**Records for the exercise**
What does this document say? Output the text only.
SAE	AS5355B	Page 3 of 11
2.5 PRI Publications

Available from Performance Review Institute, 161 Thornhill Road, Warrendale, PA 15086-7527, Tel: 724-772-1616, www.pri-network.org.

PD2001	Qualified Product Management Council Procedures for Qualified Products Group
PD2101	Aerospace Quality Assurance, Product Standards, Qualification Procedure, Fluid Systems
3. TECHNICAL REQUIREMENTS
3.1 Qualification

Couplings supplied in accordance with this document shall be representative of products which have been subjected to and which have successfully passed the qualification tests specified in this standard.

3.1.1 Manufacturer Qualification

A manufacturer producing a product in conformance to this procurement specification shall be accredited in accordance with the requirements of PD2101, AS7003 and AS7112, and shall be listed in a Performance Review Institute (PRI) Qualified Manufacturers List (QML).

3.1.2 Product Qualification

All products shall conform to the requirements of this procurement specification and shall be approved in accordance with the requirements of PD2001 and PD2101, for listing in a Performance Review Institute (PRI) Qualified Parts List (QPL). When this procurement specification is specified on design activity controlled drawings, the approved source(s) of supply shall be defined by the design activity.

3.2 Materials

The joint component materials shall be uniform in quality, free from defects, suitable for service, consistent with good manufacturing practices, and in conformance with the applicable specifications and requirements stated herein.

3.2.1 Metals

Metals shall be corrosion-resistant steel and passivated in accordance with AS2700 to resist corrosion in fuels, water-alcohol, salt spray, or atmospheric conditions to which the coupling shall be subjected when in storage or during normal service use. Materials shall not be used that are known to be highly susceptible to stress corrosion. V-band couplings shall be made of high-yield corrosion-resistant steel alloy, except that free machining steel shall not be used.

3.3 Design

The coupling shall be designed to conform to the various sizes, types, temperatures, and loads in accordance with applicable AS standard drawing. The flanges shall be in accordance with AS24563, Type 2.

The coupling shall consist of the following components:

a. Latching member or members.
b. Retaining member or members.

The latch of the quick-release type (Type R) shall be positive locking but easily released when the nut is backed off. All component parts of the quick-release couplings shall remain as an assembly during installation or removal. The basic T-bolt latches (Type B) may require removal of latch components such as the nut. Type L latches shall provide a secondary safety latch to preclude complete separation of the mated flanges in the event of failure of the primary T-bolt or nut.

---

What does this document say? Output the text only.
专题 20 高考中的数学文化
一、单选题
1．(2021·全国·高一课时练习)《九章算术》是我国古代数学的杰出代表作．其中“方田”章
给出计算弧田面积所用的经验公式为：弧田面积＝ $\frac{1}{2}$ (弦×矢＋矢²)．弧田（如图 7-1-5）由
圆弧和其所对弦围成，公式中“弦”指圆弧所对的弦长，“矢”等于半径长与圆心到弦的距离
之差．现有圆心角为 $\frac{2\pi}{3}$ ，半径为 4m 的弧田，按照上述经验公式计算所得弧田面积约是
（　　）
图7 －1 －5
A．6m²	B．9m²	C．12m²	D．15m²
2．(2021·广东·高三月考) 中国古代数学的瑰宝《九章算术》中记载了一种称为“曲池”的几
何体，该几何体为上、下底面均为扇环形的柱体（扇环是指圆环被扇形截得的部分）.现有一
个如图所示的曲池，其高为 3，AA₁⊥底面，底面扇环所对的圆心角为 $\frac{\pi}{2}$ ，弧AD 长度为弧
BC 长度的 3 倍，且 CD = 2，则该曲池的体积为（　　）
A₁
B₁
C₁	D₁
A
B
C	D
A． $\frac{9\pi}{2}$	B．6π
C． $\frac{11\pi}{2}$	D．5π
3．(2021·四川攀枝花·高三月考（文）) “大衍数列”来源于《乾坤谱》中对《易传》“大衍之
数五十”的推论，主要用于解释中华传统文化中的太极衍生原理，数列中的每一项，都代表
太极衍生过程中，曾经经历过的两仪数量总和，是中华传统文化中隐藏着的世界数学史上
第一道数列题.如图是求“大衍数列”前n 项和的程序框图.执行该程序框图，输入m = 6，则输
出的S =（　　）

**Your goal**
Pull out every line of the entries that includes the word "大衍数列".

**Complete answer**
3．(2021·四川攀枝花·高三月考（文）) “大衍数列”来源于《乾坤谱》中对《易传》“大衍之
第一道数列题.如图是求“大衍数列”前n 项和的程序框图.执行该程序框图，输入m = 6，则输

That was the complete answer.